◆ RECORDS ◆
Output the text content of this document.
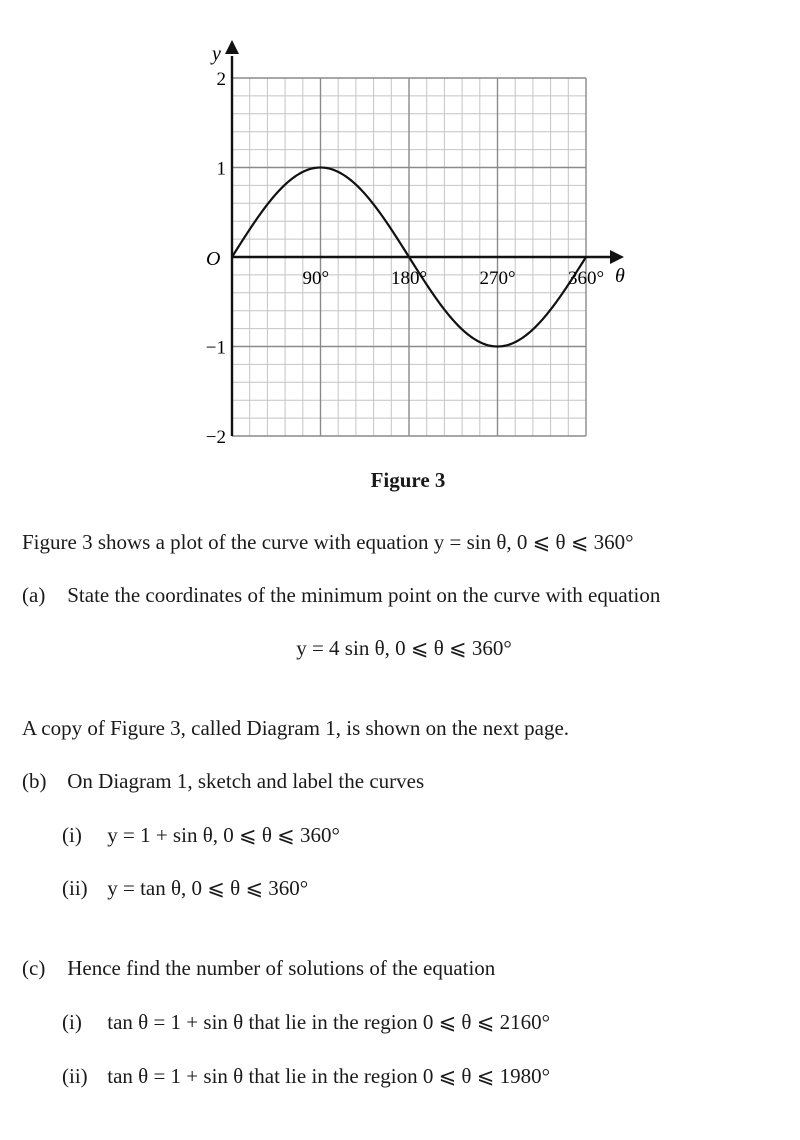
90°	180°	270°	360°
2
1
−1
−2
y
O
θ
Figure 3
Figure 3 shows a plot of the curve with equation y = sin θ, 0 ⩽ θ ⩽ 360°
(a) State the coordinates of the minimum point on the curve with equation
y = 4 sin θ, 0 ⩽ θ ⩽ 360°
A copy of Figure 3, called Diagram 1, is shown on the next page.
(b) On Diagram 1, sketch and label the curves
(i) y = 1 + sin θ, 0 ⩽ θ ⩽ 360°
(ii) y = tan θ, 0 ⩽ θ ⩽ 360°
(c) Hence find the number of solutions of the equation
(i) tan θ = 1 + sin θ that lie in the region 0 ⩽ θ ⩽ 2160°
(ii) tan θ = 1 + sin θ that lie in the region 0 ⩽ θ ⩽ 1980°
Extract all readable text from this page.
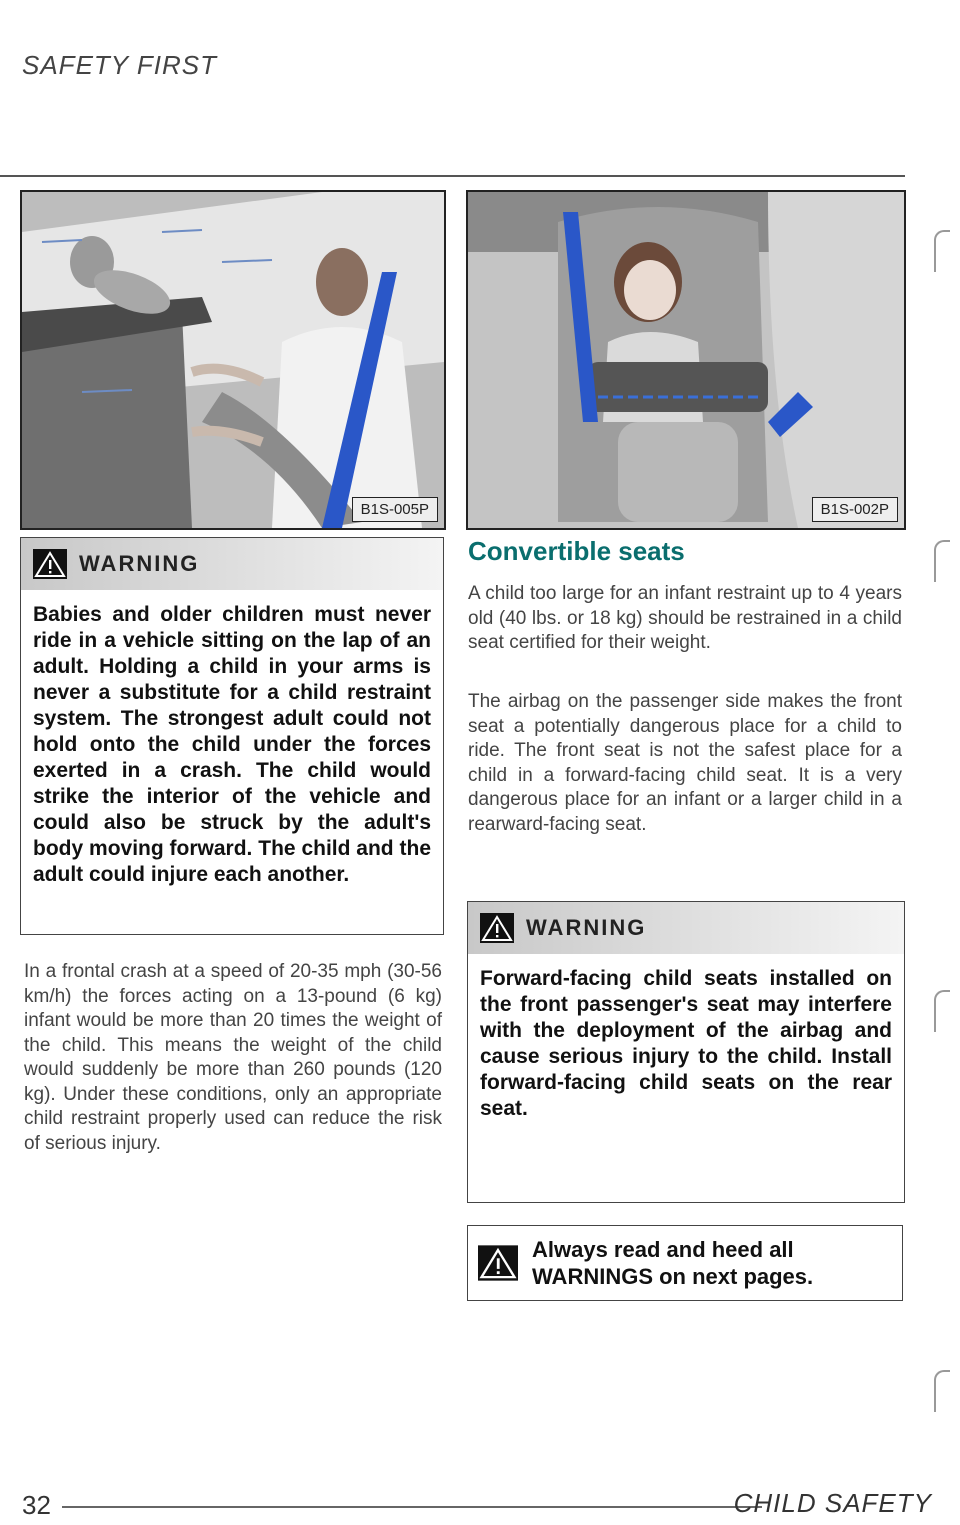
SAFETY FIRST
B1S-005P	B1S-002P
WARNING
Babies and older children must never ride in a vehicle sitting on the lap of an adult. Holding a child in your arms is never a substitute for a child restraint system. The strongest adult could not hold onto the child under the forces exerted in a crash. The child would strike the interior of the vehicle and could also be struck by the adult's body moving forward. The child and the adult could injure each another.
In a frontal crash at a speed of 20-35 mph (30-56 km/h) the forces acting on a 13-pound (6 kg) infant would be more than 20 times the weight of the child. This means the weight of the child would suddenly be more than 260 pounds (120 kg). Under these conditions, only an appropriate child restraint properly used can reduce the risk of serious injury.
Convertible seats
A child too large for an infant restraint up to 4 years old (40 lbs. or 18 kg) should be restrained in a child seat certified for their weight.
The airbag on the passenger side makes the front seat a potentially dangerous place for a child to ride. The front seat is not the safest place for a child in a forward-facing child seat. It is a very dangerous place for an infant or a larger child in a rearward-facing seat.
WARNING
Forward-facing child seats installed on the front passenger's seat may interfere with the deployment of the airbag and cause serious injury to the child. Install forward-facing child seats on the rear seat.
Always read and heed all WARNINGS on next pages.
32	CHILD SAFETY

◆ PROBLEM STATEMENT ◆
Reproduce the data above in full, exactly as it is, with the pictures left out.

◆ THE RESPONSE ◆
Output the text content of this document.
90°	180°	270°	360°
2
1
−1
−2
y
O
θ
Figure 3
Figure 3 shows a plot of the curve with equation y = sin θ, 0 ⩽ θ ⩽ 360°
(a) State the coordinates of the minimum point on the curve with equation
y = 4 sin θ, 0 ⩽ θ ⩽ 360°
A copy of Figure 3, called Diagram 1, is shown on the next page.
(b) On Diagram 1, sketch and label the curves
(i) y = 1 + sin θ, 0 ⩽ θ ⩽ 360°
(ii) y = tan θ, 0 ⩽ θ ⩽ 360°
(c) Hence find the number of solutions of the equation
(i) tan θ = 1 + sin θ that lie in the region 0 ⩽ θ ⩽ 2160°
(ii) tan θ = 1 + sin θ that lie in the region 0 ⩽ θ ⩽ 1980°
Extract all readable text from this page.
SAFETY FIRST
B1S-005P	B1S-002P
WARNING
Babies and older children must never ride in a vehicle sitting on the lap of an adult. Holding a child in your arms is never a substitute for a child restraint system. The strongest adult could not hold onto the child under the forces exerted in a crash. The child would strike the interior of the vehicle and could also be struck by the adult's body moving forward. The child and the adult could injure each another.
In a frontal crash at a speed of 20-35 mph (30-56 km/h) the forces acting on a 13-pound (6 kg) infant would be more than 20 times the weight of the child. This means the weight of the child would suddenly be more than 260 pounds (120 kg). Under these conditions, only an appropriate child restraint properly used can reduce the risk of serious injury.
Convertible seats
A child too large for an infant restraint up to 4 years old (40 lbs. or 18 kg) should be restrained in a child seat certified for their weight.
The airbag on the passenger side makes the front seat a potentially dangerous place for a child to ride. The front seat is not the safest place for a child in a forward-facing child seat. It is a very dangerous place for an infant or a larger child in a rearward-facing seat.
WARNING
Forward-facing child seats installed on the front passenger's seat may interfere with the deployment of the airbag and cause serious injury to the child. Install forward-facing child seats on the rear seat.
Always read and heed all WARNINGS on next pages.
32	CHILD SAFETY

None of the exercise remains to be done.